__Written instruction__
Leaving out all images, write out the records that follow exactly.
+++ Records provided +++
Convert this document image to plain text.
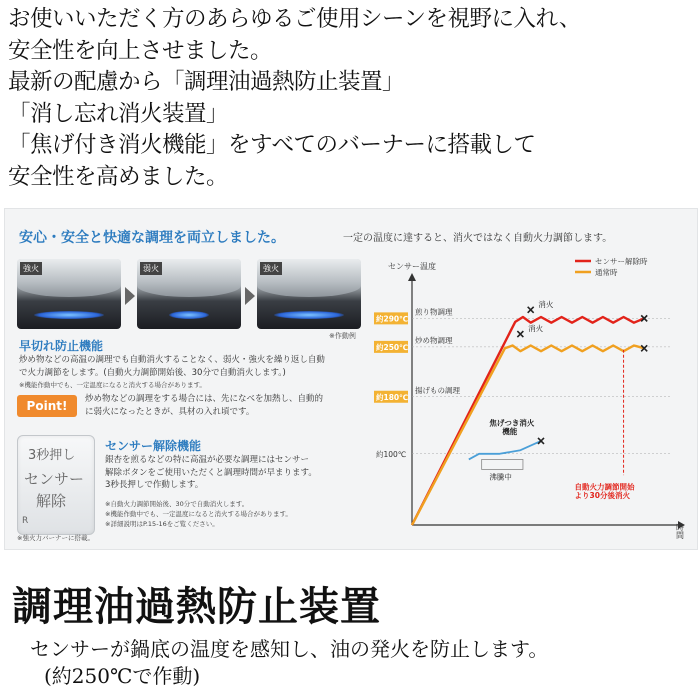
お使いいただく方のあらゆるご使用シーンを視野に入れ、
安全性を向上させました。
最新の配慮から「調理油過熱防止装置」
「消し忘れ消火装置」
「焦げ付き消火機能」をすべてのバーナーに搭載して
安全性を高めました。
安心・安全と快適な調理を両立しました。	一定の温度に達すると、消火ではなく自動火力調節します。
強火	弱火	強火
※作動例
早切れ防止機能
炒め物などの高温の調理でも自動消火することなく、弱火・強火を繰り返し自動
で火力調節をします。(自動火力調節開始後、30分で自動消火します。)
※機能作動中でも、一定温度になると消火する場合があります。
Point!	炒め物などの調理をする場合には、先になべを加熱し、自動的
に弱火になったときが、具材の入れ頃です。
3秒押し
センサー
解除
R
※強火力バーナーに搭載。
センサー解除機能
銀杏を煎るなどの特に高温が必要な調理にはセンサー
解除ボタンをご使用いただくと調理時間が早まります。
3秒長押しで作動します。
※自動火力調節開始後、30分で自動消火します。
※機能作動中でも、一定温度になると消火する場合があります。
※詳細説明はP.15-16をご覧ください。
センサー温度
時間
約290℃
約250℃
約180℃
約100℃
煎り物調理
炒め物調理
揚げもの調理
センサー解除時
通常時
消火
消火
焦げつき消火
機能
沸騰中
自動火力調節開始
より30分後消火
調理油過熱防止装置
センサーが鍋底の温度を感知し、油の発火を防止します。
(約250℃で作動)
+++
__Answer to this problem__
Convert this document image to plain text.
お使いいただく方のあらゆるご使用シーンを視野に入れ、
安全性を向上させました。
最新の配慮から「調理油過熱防止装置」
「消し忘れ消火装置」
「焦げ付き消火機能」をすべてのバーナーに搭載して
安全性を高めました。
安心・安全と快適な調理を両立しました。	一定の温度に達すると、消火ではなく自動火力調節します。
強火	弱火	強火
※作動例
早切れ防止機能
炒め物などの高温の調理でも自動消火することなく、弱火・強火を繰り返し自動
で火力調節をします。(自動火力調節開始後、30分で自動消火します。)
※機能作動中でも、一定温度になると消火する場合があります。
Point!	炒め物などの調理をする場合には、先になべを加熱し、自動的
に弱火になったときが、具材の入れ頃です。
3秒押し
センサー
解除
R
※強火力バーナーに搭載。
センサー解除機能
銀杏を煎るなどの特に高温が必要な調理にはセンサー
解除ボタンをご使用いただくと調理時間が早まります。
3秒長押しで作動します。
※自動火力調節開始後、30分で自動消火します。
※機能作動中でも、一定温度になると消火する場合があります。
※詳細説明はP.15-16をご覧ください。
センサー温度
時間
約290℃
約250℃
約180℃
約100℃
煎り物調理
炒め物調理
揚げもの調理
センサー解除時
通常時
消火
消火
焦げつき消火
機能
沸騰中
自動火力調節開始
より30分後消火
調理油過熱防止装置
センサーが鍋底の温度を感知し、油の発火を防止します。
(約250℃で作動)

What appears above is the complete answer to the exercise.